▸ What to produce
Retype every line of the listing below without any changes.

[Recorded data]
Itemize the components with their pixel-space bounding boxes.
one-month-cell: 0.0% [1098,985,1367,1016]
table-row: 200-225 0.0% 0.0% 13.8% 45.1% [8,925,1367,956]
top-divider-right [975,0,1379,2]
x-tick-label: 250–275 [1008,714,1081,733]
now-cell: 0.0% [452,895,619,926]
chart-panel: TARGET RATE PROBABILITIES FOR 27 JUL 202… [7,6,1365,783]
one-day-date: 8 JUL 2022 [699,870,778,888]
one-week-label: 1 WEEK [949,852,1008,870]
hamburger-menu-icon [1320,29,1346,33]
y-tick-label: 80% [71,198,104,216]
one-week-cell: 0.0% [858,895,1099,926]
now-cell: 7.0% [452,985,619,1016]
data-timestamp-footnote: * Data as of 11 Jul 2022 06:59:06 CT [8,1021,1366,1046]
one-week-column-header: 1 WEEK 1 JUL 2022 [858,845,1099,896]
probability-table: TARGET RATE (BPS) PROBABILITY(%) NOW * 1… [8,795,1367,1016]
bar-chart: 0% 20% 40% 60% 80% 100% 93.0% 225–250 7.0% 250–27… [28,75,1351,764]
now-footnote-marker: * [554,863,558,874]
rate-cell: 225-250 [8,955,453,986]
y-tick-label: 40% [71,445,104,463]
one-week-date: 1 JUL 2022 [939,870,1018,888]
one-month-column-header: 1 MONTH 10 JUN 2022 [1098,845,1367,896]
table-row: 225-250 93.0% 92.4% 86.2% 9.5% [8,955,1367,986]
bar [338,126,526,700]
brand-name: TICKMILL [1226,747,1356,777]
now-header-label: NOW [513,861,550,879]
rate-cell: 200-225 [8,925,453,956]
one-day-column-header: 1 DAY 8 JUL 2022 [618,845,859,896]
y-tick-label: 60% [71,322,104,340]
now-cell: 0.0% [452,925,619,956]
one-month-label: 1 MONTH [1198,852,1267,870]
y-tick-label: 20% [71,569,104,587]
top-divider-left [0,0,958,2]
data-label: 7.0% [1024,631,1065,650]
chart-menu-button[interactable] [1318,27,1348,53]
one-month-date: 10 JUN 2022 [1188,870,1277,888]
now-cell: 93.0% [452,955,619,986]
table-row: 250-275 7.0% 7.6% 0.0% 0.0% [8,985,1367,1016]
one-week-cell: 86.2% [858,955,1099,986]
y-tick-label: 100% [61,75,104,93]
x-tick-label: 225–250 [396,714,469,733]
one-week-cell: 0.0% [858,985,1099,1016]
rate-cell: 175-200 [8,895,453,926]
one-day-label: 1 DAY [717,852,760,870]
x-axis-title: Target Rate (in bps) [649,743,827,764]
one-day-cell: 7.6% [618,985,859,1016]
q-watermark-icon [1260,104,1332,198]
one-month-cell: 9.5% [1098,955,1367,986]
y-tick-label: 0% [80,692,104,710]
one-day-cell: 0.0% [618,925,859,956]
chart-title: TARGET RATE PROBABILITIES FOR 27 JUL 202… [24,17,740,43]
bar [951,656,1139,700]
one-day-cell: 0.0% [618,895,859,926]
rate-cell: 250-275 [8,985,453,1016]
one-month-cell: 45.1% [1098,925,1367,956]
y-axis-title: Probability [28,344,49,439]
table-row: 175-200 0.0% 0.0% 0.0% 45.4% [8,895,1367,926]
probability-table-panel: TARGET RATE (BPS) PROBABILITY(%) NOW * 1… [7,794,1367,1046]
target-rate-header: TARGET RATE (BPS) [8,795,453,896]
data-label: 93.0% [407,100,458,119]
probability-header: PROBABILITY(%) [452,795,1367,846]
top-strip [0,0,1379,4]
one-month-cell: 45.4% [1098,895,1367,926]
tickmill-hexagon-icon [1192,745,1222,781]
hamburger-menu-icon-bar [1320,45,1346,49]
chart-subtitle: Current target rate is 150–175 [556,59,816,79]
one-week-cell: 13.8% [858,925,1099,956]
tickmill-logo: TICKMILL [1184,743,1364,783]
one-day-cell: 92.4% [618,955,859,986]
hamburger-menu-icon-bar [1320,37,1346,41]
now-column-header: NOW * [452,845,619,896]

▸ Solution to this task
Itemize the components with their pixel-space bounding boxes.
one-month-cell: 0.0% [1098,985,1367,1016]
table-row: 200-225 0.0% 0.0% 13.8% 45.1% [8,925,1367,956]
top-divider-right [975,0,1379,2]
x-tick-label: 250–275 [1008,714,1081,733]
now-cell: 0.0% [452,895,619,926]
chart-panel: TARGET RATE PROBABILITIES FOR 27 JUL 202… [7,6,1365,783]
one-day-date: 8 JUL 2022 [699,870,778,888]
one-week-label: 1 WEEK [949,852,1008,870]
hamburger-menu-icon [1320,29,1346,33]
y-tick-label: 80% [71,198,104,216]
one-week-cell: 0.0% [858,895,1099,926]
now-cell: 7.0% [452,985,619,1016]
data-timestamp-footnote: * Data as of 11 Jul 2022 06:59:06 CT [8,1021,1366,1046]
one-week-column-header: 1 WEEK 1 JUL 2022 [858,845,1099,896]
probability-table: TARGET RATE (BPS) PROBABILITY(%) NOW * 1… [8,795,1367,1016]
bar-chart: 0% 20% 40% 60% 80% 100% 93.0% 225–250 7.0% 250–27… [28,75,1351,764]
now-footnote-marker: * [554,863,558,874]
rate-cell: 225-250 [8,955,453,986]
y-tick-label: 40% [71,445,104,463]
one-week-date: 1 JUL 2022 [939,870,1018,888]
one-month-column-header: 1 MONTH 10 JUN 2022 [1098,845,1367,896]
table-row: 225-250 93.0% 92.4% 86.2% 9.5% [8,955,1367,986]
bar [338,126,526,700]
brand-name: TICKMILL [1226,747,1356,777]
now-header-label: NOW [513,861,550,879]
rate-cell: 200-225 [8,925,453,956]
one-day-column-header: 1 DAY 8 JUL 2022 [618,845,859,896]
y-tick-label: 60% [71,322,104,340]
now-cell: 0.0% [452,925,619,956]
one-month-label: 1 MONTH [1198,852,1267,870]
y-tick-label: 20% [71,569,104,587]
top-divider-left [0,0,958,2]
data-label: 7.0% [1024,631,1065,650]
chart-menu-button[interactable] [1318,27,1348,53]
one-month-date: 10 JUN 2022 [1188,870,1277,888]
now-cell: 93.0% [452,955,619,986]
table-row: 250-275 7.0% 7.6% 0.0% 0.0% [8,985,1367,1016]
one-week-cell: 86.2% [858,955,1099,986]
y-tick-label: 100% [61,75,104,93]
x-tick-label: 225–250 [396,714,469,733]
one-week-cell: 0.0% [858,985,1099,1016]
rate-cell: 175-200 [8,895,453,926]
one-day-label: 1 DAY [717,852,760,870]
x-axis-title: Target Rate (in bps) [649,743,827,764]
one-day-cell: 7.6% [618,985,859,1016]
q-watermark-icon [1260,104,1332,198]
one-month-cell: 9.5% [1098,955,1367,986]
y-tick-label: 0% [80,692,104,710]
one-day-cell: 0.0% [618,925,859,956]
chart-title: TARGET RATE PROBABILITIES FOR 27 JUL 202… [24,17,740,43]
bar [951,656,1139,700]
one-day-cell: 0.0% [618,895,859,926]
rate-cell: 250-275 [8,985,453,1016]
one-month-cell: 45.1% [1098,925,1367,956]
y-axis-title: Probability [28,344,49,439]
table-row: 175-200 0.0% 0.0% 0.0% 45.4% [8,895,1367,926]
probability-table-panel: TARGET RATE (BPS) PROBABILITY(%) NOW * 1… [7,794,1367,1046]
target-rate-header: TARGET RATE (BPS) [8,795,453,896]
data-label: 93.0% [407,100,458,119]
probability-header: PROBABILITY(%) [452,795,1367,846]
top-strip [0,0,1379,4]
one-month-cell: 45.4% [1098,895,1367,926]
tickmill-hexagon-icon [1192,745,1222,781]
hamburger-menu-icon-bar [1320,45,1346,49]
chart-subtitle: Current target rate is 150–175 [556,59,816,79]
one-week-cell: 13.8% [858,925,1099,956]
tickmill-logo: TICKMILL [1184,743,1364,783]
one-day-cell: 92.4% [618,955,859,986]
hamburger-menu-icon-bar [1320,37,1346,41]
now-column-header: NOW * [452,845,619,896]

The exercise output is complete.